(Items from a data source)
--------------------

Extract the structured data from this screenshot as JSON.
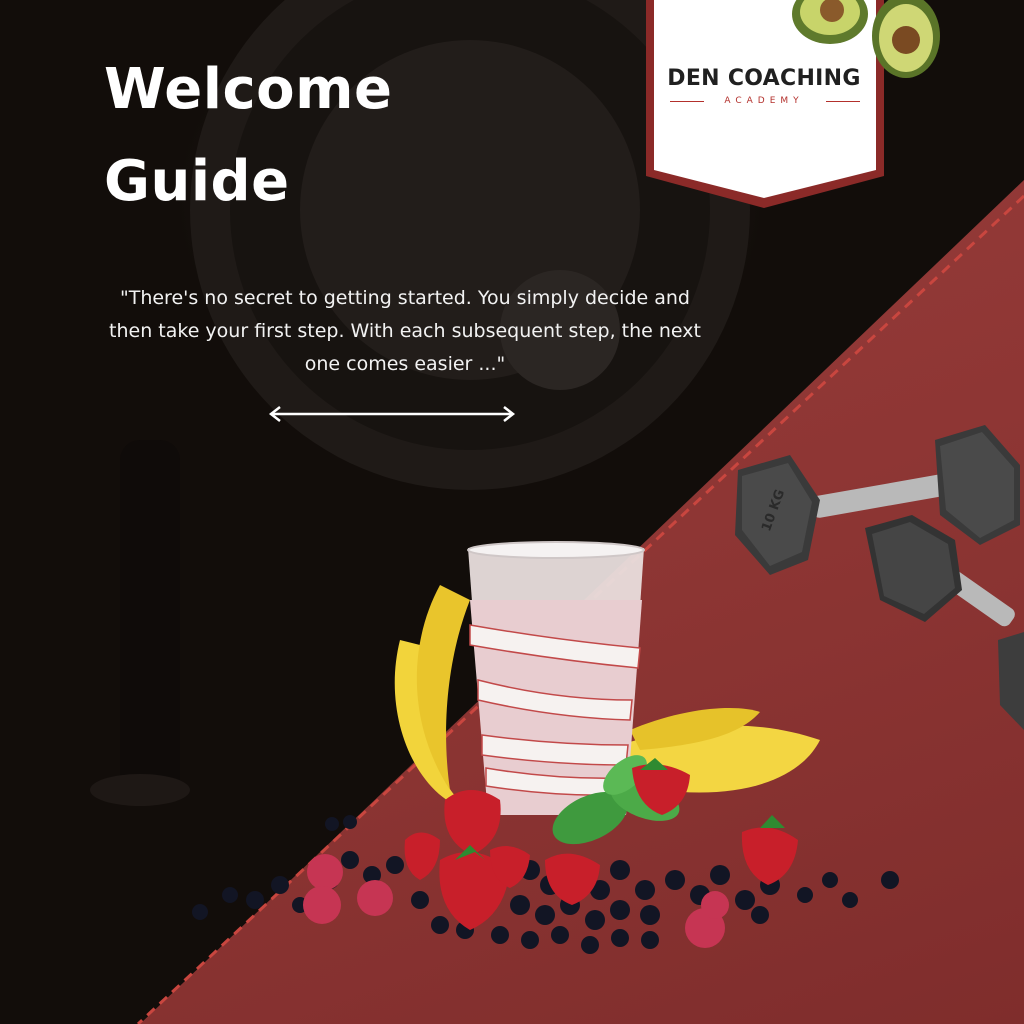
{
  "title": {
    "line1": "Welcome",
    "line2": "Guide"
  },
  "quote": {
    "text": "\"There's no secret to getting started. You simply decide and then take your first step. With each subsequent step, the next one comes easier ...\""
  },
  "brand": {
    "name": "DEN COACHING",
    "sub": "ACADEMY"
  },
  "dumbbells": {
    "weight_label": "10 KG"
  },
  "colors": {
    "accent_red": "#8e3634",
    "badge_border": "#8b2a28",
    "text_white": "#ffffff"
  },
  "icons": [
    "double-arrow-icon",
    "avocado-icon",
    "dumbbell-icon",
    "banana-icon",
    "strawberry-icon",
    "mint-leaf-icon"
  ]
}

--------------------

### [DO THIS]
From the material above, reproduce everything verbatim except the pictures.

### [RESULT]
Extract the structured data from this screenshot as JSON.
{
  "title": {
    "line1": "Welcome",
    "line2": "Guide"
  },
  "quote": {
    "text": "\"There's no secret to getting started. You simply decide and then take your first step. With each subsequent step, the next one comes easier ...\""
  },
  "brand": {
    "name": "DEN COACHING",
    "sub": "ACADEMY"
  },
  "dumbbells": {
    "weight_label": "10 KG"
  },
  "colors": {
    "accent_red": "#8e3634",
    "badge_border": "#8b2a28",
    "text_white": "#ffffff"
  },
  "icons": [
    "double-arrow-icon",
    "avocado-icon",
    "dumbbell-icon",
    "banana-icon",
    "strawberry-icon",
    "mint-leaf-icon"
  ]
}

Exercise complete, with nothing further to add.